**ENTRIES SUPPLIED:**

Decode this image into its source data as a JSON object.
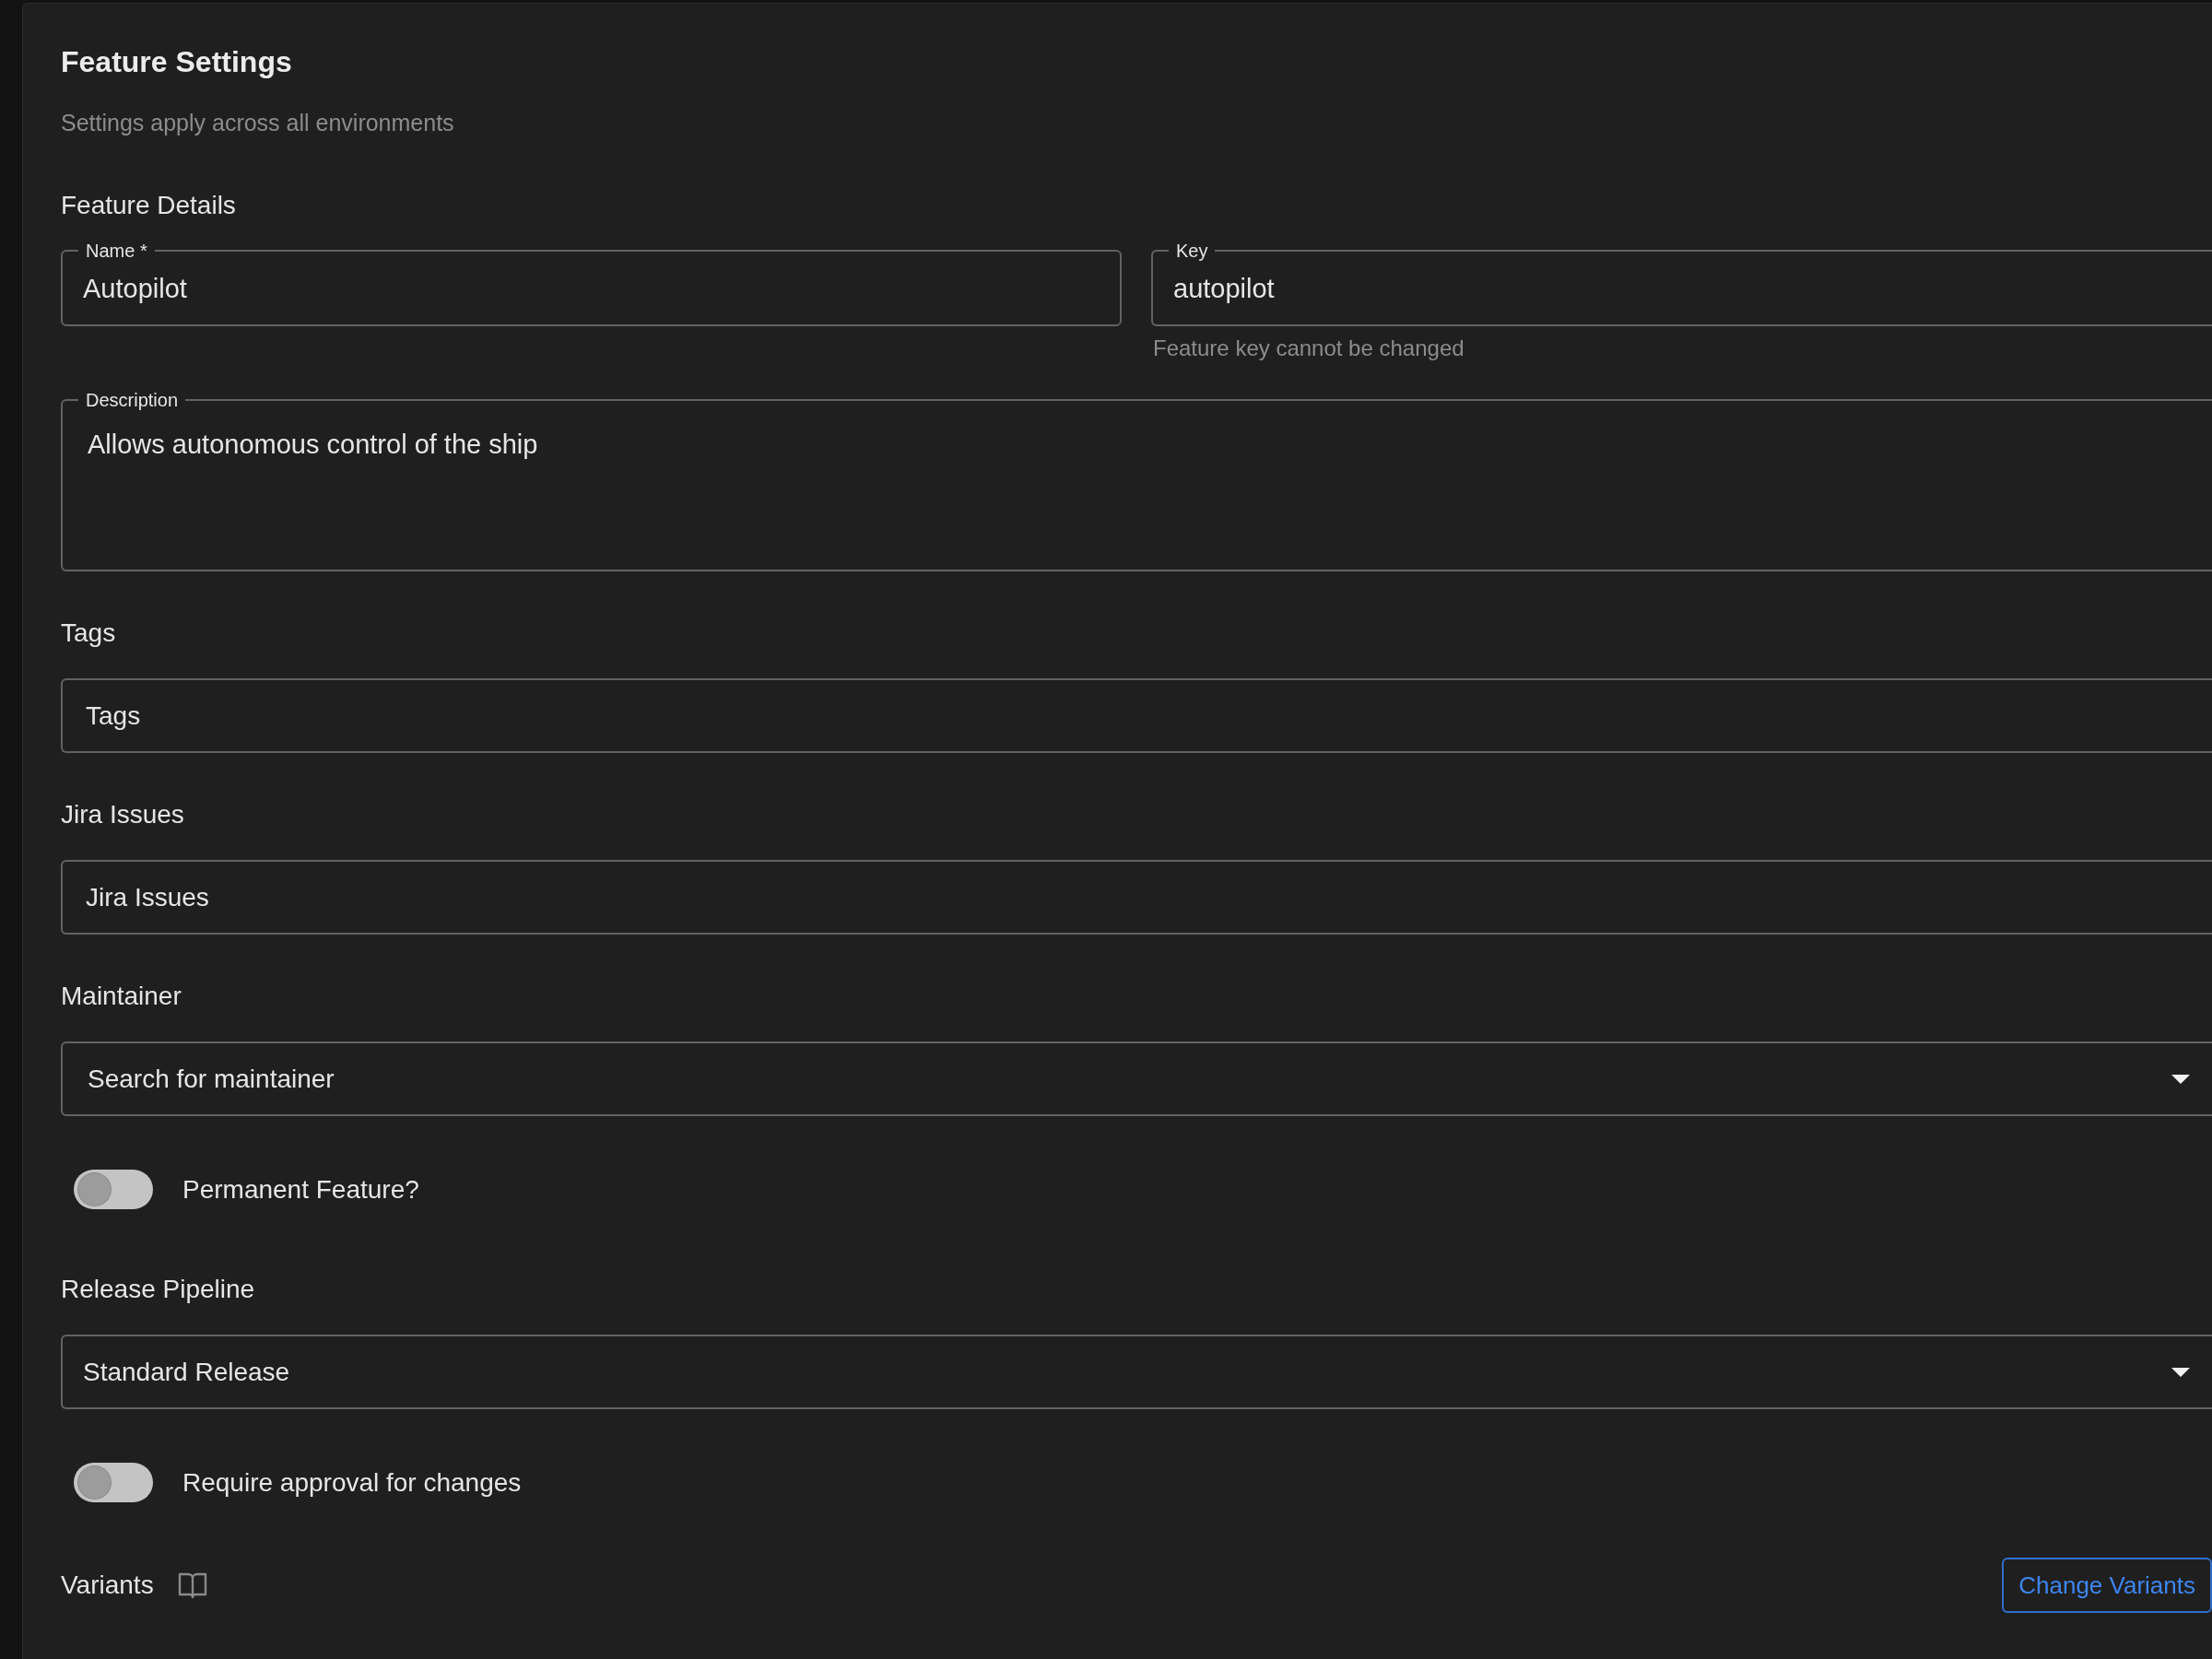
{
  "panel": {
    "title": "Feature Settings",
    "subtitle": "Settings apply across all environments"
  },
  "details": {
    "heading": "Feature Details",
    "name_field": {
      "label": "Name *",
      "value": "Autopilot"
    },
    "key_field": {
      "label": "Key",
      "value": "autopilot",
      "helper": "Feature key cannot be changed"
    },
    "description_field": {
      "label": "Description",
      "value": "Allows autonomous control of the ship"
    }
  },
  "sections": [
    {
      "kind": "input",
      "label": "Tags",
      "placeholder": "Tags"
    },
    {
      "kind": "input",
      "label": "Jira Issues",
      "placeholder": "Jira Issues"
    },
    {
      "kind": "select",
      "label": "Maintainer",
      "placeholder": "Search for maintainer"
    },
    {
      "kind": "toggle",
      "label": "Permanent Feature?",
      "on": false
    },
    {
      "kind": "select",
      "label": "Release Pipeline",
      "value": "Standard Release"
    },
    {
      "kind": "toggle",
      "label": "Require approval for changes",
      "on": false
    }
  ],
  "variants": {
    "heading": "Variants",
    "button": "Change Variants"
  }
}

**PROMPT:** Return the full material word for word. Do not include the pictures.

**WRITTEN SOLUTION:**
Decode this image into its source data as a JSON object.
{
  "panel": {
    "title": "Feature Settings",
    "subtitle": "Settings apply across all environments"
  },
  "details": {
    "heading": "Feature Details",
    "name_field": {
      "label": "Name *",
      "value": "Autopilot"
    },
    "key_field": {
      "label": "Key",
      "value": "autopilot",
      "helper": "Feature key cannot be changed"
    },
    "description_field": {
      "label": "Description",
      "value": "Allows autonomous control of the ship"
    }
  },
  "sections": [
    {
      "kind": "input",
      "label": "Tags",
      "placeholder": "Tags"
    },
    {
      "kind": "input",
      "label": "Jira Issues",
      "placeholder": "Jira Issues"
    },
    {
      "kind": "select",
      "label": "Maintainer",
      "placeholder": "Search for maintainer"
    },
    {
      "kind": "toggle",
      "label": "Permanent Feature?",
      "on": false
    },
    {
      "kind": "select",
      "label": "Release Pipeline",
      "value": "Standard Release"
    },
    {
      "kind": "toggle",
      "label": "Require approval for changes",
      "on": false
    }
  ],
  "variants": {
    "heading": "Variants",
    "button": "Change Variants"
  }
}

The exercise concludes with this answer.